**What you should do**
Copy out lines with the word "data" from the material that follows.

**Information given**
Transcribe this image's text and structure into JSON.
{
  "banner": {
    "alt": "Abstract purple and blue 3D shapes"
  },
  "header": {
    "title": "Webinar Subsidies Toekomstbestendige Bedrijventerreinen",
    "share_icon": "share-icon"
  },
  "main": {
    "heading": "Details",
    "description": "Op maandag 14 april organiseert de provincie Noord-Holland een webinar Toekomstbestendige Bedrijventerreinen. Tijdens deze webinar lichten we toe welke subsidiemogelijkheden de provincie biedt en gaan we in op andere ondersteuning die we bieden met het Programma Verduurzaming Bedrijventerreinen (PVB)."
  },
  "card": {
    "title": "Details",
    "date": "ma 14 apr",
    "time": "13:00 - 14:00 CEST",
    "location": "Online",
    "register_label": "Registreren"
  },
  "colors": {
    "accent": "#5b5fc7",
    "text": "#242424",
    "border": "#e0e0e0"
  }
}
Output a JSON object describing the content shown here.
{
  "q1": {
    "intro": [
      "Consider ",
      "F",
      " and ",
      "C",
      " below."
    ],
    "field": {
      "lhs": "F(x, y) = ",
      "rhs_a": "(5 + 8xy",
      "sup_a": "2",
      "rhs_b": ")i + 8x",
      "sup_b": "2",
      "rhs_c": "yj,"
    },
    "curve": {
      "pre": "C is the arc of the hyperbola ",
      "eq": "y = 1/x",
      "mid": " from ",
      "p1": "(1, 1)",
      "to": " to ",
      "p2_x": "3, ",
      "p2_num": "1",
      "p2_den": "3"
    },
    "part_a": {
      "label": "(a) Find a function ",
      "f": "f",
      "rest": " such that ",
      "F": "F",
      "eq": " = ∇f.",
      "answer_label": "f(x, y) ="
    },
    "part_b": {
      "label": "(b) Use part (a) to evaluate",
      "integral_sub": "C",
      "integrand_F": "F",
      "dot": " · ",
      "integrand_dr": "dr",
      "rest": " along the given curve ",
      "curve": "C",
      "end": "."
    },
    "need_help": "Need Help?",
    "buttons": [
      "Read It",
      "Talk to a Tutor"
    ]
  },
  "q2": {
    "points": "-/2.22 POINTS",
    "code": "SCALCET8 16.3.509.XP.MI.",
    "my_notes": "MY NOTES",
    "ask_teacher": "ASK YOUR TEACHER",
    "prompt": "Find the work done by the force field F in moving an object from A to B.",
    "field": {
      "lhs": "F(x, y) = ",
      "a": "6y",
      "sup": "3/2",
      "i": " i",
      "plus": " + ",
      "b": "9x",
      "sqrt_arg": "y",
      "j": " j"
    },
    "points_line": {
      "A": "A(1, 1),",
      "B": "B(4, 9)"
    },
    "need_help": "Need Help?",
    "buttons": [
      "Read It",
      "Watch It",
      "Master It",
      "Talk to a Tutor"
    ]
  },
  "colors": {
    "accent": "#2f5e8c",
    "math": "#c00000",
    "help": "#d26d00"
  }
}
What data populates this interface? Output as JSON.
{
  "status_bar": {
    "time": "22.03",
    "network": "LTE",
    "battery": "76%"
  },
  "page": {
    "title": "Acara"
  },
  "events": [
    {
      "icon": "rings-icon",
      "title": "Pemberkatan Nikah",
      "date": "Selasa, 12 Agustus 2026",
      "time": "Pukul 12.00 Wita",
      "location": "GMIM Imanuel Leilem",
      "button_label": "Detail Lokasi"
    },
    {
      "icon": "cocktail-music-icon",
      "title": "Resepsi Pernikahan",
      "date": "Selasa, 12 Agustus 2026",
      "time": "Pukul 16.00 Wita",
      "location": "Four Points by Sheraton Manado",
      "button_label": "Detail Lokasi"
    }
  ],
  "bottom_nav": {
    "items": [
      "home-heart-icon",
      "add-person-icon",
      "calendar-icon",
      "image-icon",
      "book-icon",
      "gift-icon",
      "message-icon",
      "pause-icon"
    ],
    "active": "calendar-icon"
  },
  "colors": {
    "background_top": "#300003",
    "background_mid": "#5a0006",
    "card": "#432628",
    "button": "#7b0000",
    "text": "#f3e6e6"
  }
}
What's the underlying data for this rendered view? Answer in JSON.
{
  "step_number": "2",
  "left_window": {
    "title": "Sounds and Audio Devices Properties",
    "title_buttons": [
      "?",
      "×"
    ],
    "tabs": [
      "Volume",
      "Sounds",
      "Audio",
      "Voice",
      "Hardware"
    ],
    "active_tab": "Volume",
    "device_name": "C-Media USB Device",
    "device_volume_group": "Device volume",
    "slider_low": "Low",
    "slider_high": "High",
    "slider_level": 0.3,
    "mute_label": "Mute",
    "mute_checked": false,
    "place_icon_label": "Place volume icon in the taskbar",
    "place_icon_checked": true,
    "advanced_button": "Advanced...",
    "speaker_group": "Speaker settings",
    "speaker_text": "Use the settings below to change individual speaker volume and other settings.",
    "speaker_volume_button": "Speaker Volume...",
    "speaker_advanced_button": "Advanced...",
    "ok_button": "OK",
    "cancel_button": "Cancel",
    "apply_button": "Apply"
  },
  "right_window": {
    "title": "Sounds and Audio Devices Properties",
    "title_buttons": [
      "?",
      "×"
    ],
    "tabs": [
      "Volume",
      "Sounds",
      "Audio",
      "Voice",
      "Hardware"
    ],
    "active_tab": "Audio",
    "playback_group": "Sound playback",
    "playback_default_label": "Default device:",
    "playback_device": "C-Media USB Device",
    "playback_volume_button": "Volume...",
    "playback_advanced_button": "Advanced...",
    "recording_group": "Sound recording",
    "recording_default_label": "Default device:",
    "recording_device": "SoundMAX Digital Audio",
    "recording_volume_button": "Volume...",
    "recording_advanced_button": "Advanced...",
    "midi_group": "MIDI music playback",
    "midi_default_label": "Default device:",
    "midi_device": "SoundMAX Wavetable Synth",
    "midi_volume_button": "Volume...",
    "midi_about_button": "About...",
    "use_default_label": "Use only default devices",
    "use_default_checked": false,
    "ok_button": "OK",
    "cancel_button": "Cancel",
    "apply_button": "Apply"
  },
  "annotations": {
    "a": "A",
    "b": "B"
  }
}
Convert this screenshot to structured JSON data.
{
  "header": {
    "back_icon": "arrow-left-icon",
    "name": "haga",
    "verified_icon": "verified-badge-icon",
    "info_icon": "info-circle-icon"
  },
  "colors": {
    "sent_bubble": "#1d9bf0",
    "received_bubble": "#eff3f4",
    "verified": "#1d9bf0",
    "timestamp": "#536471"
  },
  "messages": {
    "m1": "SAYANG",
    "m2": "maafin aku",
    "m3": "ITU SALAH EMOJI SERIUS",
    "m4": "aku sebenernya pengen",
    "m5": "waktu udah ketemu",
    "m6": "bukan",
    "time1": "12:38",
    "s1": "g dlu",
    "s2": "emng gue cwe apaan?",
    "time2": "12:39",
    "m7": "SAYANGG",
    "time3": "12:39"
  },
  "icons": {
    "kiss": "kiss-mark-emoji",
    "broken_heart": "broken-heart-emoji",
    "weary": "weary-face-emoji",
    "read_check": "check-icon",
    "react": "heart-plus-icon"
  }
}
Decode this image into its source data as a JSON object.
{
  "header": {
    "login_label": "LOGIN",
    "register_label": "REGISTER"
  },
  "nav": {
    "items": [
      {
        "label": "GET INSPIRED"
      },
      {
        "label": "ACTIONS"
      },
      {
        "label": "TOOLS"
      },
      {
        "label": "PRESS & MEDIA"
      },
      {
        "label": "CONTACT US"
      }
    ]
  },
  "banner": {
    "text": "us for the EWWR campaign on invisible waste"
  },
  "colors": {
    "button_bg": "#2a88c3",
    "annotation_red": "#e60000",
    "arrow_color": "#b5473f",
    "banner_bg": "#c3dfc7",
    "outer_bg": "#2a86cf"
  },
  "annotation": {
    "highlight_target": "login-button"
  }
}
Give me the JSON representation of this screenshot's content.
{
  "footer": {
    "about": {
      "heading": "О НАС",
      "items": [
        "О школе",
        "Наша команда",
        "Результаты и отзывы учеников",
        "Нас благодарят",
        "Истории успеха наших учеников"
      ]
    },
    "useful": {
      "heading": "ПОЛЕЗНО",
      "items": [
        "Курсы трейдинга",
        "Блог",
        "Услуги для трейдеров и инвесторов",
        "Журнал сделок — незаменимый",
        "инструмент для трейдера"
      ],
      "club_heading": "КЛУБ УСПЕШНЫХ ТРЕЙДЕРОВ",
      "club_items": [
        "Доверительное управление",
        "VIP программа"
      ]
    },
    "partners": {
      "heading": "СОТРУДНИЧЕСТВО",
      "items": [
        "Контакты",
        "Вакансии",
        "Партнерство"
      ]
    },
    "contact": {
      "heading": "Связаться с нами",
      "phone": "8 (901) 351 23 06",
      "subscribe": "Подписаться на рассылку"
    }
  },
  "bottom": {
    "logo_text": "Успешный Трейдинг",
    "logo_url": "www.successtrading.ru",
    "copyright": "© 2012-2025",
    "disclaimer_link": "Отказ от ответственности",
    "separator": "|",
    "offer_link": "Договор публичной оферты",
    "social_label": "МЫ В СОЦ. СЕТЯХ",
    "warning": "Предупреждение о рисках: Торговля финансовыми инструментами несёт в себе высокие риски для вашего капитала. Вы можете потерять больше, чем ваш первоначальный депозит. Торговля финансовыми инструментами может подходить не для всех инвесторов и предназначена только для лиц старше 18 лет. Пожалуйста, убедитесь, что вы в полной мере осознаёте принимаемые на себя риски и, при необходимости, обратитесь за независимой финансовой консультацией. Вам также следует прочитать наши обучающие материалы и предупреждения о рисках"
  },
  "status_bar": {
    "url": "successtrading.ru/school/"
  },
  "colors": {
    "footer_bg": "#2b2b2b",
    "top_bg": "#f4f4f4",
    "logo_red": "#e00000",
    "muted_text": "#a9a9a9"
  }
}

**Output for this task**
What data populates this interface? Output as JSON.
What's the underlying data for this rendered view? Answer in JSON.
Convert this screenshot to structured JSON data.
Decode this image into its source data as a JSON object.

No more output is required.